◆ **Aim of the exercise**: Every entry must be echoed exactly.

Dataset items
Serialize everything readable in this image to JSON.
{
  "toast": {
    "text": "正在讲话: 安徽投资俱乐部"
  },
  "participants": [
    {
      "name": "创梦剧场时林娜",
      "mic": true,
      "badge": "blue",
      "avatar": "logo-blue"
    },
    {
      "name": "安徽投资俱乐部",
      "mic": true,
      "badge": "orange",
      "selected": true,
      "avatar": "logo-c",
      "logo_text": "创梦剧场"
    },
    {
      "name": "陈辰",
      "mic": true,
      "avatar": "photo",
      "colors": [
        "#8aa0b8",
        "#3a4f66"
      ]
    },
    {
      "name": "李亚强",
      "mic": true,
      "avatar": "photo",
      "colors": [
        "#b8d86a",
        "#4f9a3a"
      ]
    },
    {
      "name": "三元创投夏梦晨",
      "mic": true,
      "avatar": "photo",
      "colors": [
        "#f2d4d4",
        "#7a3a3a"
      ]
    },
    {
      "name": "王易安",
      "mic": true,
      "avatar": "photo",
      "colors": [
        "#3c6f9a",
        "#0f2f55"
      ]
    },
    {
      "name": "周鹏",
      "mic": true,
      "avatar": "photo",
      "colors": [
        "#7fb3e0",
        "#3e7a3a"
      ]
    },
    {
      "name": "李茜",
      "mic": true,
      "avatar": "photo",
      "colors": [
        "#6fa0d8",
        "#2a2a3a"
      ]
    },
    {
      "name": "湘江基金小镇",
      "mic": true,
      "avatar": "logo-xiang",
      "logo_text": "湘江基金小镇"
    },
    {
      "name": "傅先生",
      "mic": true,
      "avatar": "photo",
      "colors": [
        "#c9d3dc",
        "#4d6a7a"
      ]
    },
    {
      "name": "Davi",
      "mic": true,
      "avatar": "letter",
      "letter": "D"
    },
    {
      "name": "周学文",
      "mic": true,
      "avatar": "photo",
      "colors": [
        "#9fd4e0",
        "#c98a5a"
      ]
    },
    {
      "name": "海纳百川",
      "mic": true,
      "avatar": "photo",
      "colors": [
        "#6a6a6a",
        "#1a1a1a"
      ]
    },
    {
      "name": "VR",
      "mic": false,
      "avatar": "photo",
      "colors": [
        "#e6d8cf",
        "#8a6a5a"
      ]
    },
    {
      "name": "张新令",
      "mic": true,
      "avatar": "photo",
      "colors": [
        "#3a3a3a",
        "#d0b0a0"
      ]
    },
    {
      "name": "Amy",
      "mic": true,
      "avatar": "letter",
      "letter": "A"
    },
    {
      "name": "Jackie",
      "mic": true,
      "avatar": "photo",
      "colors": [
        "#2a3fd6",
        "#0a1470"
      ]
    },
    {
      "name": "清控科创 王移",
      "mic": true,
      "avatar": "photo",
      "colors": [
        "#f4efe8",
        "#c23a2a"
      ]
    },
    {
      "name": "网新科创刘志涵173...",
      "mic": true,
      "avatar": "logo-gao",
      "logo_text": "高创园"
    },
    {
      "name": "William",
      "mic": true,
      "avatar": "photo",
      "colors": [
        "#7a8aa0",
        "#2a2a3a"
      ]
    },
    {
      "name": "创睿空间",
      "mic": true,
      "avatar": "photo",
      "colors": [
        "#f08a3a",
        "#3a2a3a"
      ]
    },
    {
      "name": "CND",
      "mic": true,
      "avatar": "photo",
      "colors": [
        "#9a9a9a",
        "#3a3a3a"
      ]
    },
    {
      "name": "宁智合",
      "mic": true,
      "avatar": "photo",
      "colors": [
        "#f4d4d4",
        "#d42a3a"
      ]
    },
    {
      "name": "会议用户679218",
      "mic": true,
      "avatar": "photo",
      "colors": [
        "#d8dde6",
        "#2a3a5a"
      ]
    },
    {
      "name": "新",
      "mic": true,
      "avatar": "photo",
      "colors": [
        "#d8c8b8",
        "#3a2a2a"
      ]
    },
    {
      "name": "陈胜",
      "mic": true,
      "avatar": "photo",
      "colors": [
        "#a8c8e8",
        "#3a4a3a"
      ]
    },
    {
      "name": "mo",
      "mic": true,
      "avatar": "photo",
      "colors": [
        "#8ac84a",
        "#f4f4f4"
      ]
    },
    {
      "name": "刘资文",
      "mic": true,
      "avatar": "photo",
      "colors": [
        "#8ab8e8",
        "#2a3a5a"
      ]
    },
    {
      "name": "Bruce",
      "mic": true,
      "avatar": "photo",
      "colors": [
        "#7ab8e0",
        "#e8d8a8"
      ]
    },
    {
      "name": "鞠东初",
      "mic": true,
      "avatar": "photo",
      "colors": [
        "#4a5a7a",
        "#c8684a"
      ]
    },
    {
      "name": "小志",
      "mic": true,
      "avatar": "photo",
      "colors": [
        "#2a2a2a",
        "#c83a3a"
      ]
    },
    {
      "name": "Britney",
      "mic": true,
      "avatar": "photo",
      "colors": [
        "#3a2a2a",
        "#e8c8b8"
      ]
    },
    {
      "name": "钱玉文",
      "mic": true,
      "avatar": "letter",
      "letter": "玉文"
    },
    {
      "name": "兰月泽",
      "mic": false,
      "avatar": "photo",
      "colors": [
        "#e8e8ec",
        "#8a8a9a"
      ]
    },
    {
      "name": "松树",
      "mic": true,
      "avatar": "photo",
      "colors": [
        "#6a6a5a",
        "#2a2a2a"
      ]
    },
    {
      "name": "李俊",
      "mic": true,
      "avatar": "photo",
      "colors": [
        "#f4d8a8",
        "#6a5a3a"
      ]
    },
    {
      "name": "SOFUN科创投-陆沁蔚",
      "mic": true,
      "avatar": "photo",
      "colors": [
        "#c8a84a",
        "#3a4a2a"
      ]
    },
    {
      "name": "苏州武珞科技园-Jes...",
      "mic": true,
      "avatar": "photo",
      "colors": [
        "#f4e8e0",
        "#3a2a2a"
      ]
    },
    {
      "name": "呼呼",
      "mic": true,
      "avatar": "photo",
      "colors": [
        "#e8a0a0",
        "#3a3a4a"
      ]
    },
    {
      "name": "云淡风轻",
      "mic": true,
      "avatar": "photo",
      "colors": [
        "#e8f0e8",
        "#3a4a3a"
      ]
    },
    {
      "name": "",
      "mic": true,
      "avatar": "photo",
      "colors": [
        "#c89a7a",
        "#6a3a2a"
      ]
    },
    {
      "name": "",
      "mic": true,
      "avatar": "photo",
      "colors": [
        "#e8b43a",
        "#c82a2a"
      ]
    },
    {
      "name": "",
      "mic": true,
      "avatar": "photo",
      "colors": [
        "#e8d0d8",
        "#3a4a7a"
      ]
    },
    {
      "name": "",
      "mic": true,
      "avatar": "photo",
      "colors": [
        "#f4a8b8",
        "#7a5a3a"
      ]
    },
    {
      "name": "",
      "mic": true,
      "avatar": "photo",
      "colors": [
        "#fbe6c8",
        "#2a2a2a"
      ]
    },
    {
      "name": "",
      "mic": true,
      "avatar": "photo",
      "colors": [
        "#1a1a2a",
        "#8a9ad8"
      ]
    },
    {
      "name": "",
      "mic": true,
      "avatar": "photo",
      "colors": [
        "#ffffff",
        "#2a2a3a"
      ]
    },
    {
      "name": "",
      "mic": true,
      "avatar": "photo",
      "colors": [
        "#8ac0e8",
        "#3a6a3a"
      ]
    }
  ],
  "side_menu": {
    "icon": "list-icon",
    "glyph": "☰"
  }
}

◆ **Final result**:
Serialize everything readable in this image to JSON.
{
  "toast": {
    "text": "正在讲话: 安徽投资俱乐部"
  },
  "participants": [
    {
      "name": "创梦剧场时林娜",
      "mic": true,
      "badge": "blue",
      "avatar": "logo-blue"
    },
    {
      "name": "安徽投资俱乐部",
      "mic": true,
      "badge": "orange",
      "selected": true,
      "avatar": "logo-c",
      "logo_text": "创梦剧场"
    },
    {
      "name": "陈辰",
      "mic": true,
      "avatar": "photo",
      "colors": [
        "#8aa0b8",
        "#3a4f66"
      ]
    },
    {
      "name": "李亚强",
      "mic": true,
      "avatar": "photo",
      "colors": [
        "#b8d86a",
        "#4f9a3a"
      ]
    },
    {
      "name": "三元创投夏梦晨",
      "mic": true,
      "avatar": "photo",
      "colors": [
        "#f2d4d4",
        "#7a3a3a"
      ]
    },
    {
      "name": "王易安",
      "mic": true,
      "avatar": "photo",
      "colors": [
        "#3c6f9a",
        "#0f2f55"
      ]
    },
    {
      "name": "周鹏",
      "mic": true,
      "avatar": "photo",
      "colors": [
        "#7fb3e0",
        "#3e7a3a"
      ]
    },
    {
      "name": "李茜",
      "mic": true,
      "avatar": "photo",
      "colors": [
        "#6fa0d8",
        "#2a2a3a"
      ]
    },
    {
      "name": "湘江基金小镇",
      "mic": true,
      "avatar": "logo-xiang",
      "logo_text": "湘江基金小镇"
    },
    {
      "name": "傅先生",
      "mic": true,
      "avatar": "photo",
      "colors": [
        "#c9d3dc",
        "#4d6a7a"
      ]
    },
    {
      "name": "Davi",
      "mic": true,
      "avatar": "letter",
      "letter": "D"
    },
    {
      "name": "周学文",
      "mic": true,
      "avatar": "photo",
      "colors": [
        "#9fd4e0",
        "#c98a5a"
      ]
    },
    {
      "name": "海纳百川",
      "mic": true,
      "avatar": "photo",
      "colors": [
        "#6a6a6a",
        "#1a1a1a"
      ]
    },
    {
      "name": "VR",
      "mic": false,
      "avatar": "photo",
      "colors": [
        "#e6d8cf",
        "#8a6a5a"
      ]
    },
    {
      "name": "张新令",
      "mic": true,
      "avatar": "photo",
      "colors": [
        "#3a3a3a",
        "#d0b0a0"
      ]
    },
    {
      "name": "Amy",
      "mic": true,
      "avatar": "letter",
      "letter": "A"
    },
    {
      "name": "Jackie",
      "mic": true,
      "avatar": "photo",
      "colors": [
        "#2a3fd6",
        "#0a1470"
      ]
    },
    {
      "name": "清控科创 王移",
      "mic": true,
      "avatar": "photo",
      "colors": [
        "#f4efe8",
        "#c23a2a"
      ]
    },
    {
      "name": "网新科创刘志涵173...",
      "mic": true,
      "avatar": "logo-gao",
      "logo_text": "高创园"
    },
    {
      "name": "William",
      "mic": true,
      "avatar": "photo",
      "colors": [
        "#7a8aa0",
        "#2a2a3a"
      ]
    },
    {
      "name": "创睿空间",
      "mic": true,
      "avatar": "photo",
      "colors": [
        "#f08a3a",
        "#3a2a3a"
      ]
    },
    {
      "name": "CND",
      "mic": true,
      "avatar": "photo",
      "colors": [
        "#9a9a9a",
        "#3a3a3a"
      ]
    },
    {
      "name": "宁智合",
      "mic": true,
      "avatar": "photo",
      "colors": [
        "#f4d4d4",
        "#d42a3a"
      ]
    },
    {
      "name": "会议用户679218",
      "mic": true,
      "avatar": "photo",
      "colors": [
        "#d8dde6",
        "#2a3a5a"
      ]
    },
    {
      "name": "新",
      "mic": true,
      "avatar": "photo",
      "colors": [
        "#d8c8b8",
        "#3a2a2a"
      ]
    },
    {
      "name": "陈胜",
      "mic": true,
      "avatar": "photo",
      "colors": [
        "#a8c8e8",
        "#3a4a3a"
      ]
    },
    {
      "name": "mo",
      "mic": true,
      "avatar": "photo",
      "colors": [
        "#8ac84a",
        "#f4f4f4"
      ]
    },
    {
      "name": "刘资文",
      "mic": true,
      "avatar": "photo",
      "colors": [
        "#8ab8e8",
        "#2a3a5a"
      ]
    },
    {
      "name": "Bruce",
      "mic": true,
      "avatar": "photo",
      "colors": [
        "#7ab8e0",
        "#e8d8a8"
      ]
    },
    {
      "name": "鞠东初",
      "mic": true,
      "avatar": "photo",
      "colors": [
        "#4a5a7a",
        "#c8684a"
      ]
    },
    {
      "name": "小志",
      "mic": true,
      "avatar": "photo",
      "colors": [
        "#2a2a2a",
        "#c83a3a"
      ]
    },
    {
      "name": "Britney",
      "mic": true,
      "avatar": "photo",
      "colors": [
        "#3a2a2a",
        "#e8c8b8"
      ]
    },
    {
      "name": "钱玉文",
      "mic": true,
      "avatar": "letter",
      "letter": "玉文"
    },
    {
      "name": "兰月泽",
      "mic": false,
      "avatar": "photo",
      "colors": [
        "#e8e8ec",
        "#8a8a9a"
      ]
    },
    {
      "name": "松树",
      "mic": true,
      "avatar": "photo",
      "colors": [
        "#6a6a5a",
        "#2a2a2a"
      ]
    },
    {
      "name": "李俊",
      "mic": true,
      "avatar": "photo",
      "colors": [
        "#f4d8a8",
        "#6a5a3a"
      ]
    },
    {
      "name": "SOFUN科创投-陆沁蔚",
      "mic": true,
      "avatar": "photo",
      "colors": [
        "#c8a84a",
        "#3a4a2a"
      ]
    },
    {
      "name": "苏州武珞科技园-Jes...",
      "mic": true,
      "avatar": "photo",
      "colors": [
        "#f4e8e0",
        "#3a2a2a"
      ]
    },
    {
      "name": "呼呼",
      "mic": true,
      "avatar": "photo",
      "colors": [
        "#e8a0a0",
        "#3a3a4a"
      ]
    },
    {
      "name": "云淡风轻",
      "mic": true,
      "avatar": "photo",
      "colors": [
        "#e8f0e8",
        "#3a4a3a"
      ]
    },
    {
      "name": "",
      "mic": true,
      "avatar": "photo",
      "colors": [
        "#c89a7a",
        "#6a3a2a"
      ]
    },
    {
      "name": "",
      "mic": true,
      "avatar": "photo",
      "colors": [
        "#e8b43a",
        "#c82a2a"
      ]
    },
    {
      "name": "",
      "mic": true,
      "avatar": "photo",
      "colors": [
        "#e8d0d8",
        "#3a4a7a"
      ]
    },
    {
      "name": "",
      "mic": true,
      "avatar": "photo",
      "colors": [
        "#f4a8b8",
        "#7a5a3a"
      ]
    },
    {
      "name": "",
      "mic": true,
      "avatar": "photo",
      "colors": [
        "#fbe6c8",
        "#2a2a2a"
      ]
    },
    {
      "name": "",
      "mic": true,
      "avatar": "photo",
      "colors": [
        "#1a1a2a",
        "#8a9ad8"
      ]
    },
    {
      "name": "",
      "mic": true,
      "avatar": "photo",
      "colors": [
        "#ffffff",
        "#2a2a3a"
      ]
    },
    {
      "name": "",
      "mic": true,
      "avatar": "photo",
      "colors": [
        "#8ac0e8",
        "#3a6a3a"
      ]
    }
  ],
  "side_menu": {
    "icon": "list-icon",
    "glyph": "☰"
  }
}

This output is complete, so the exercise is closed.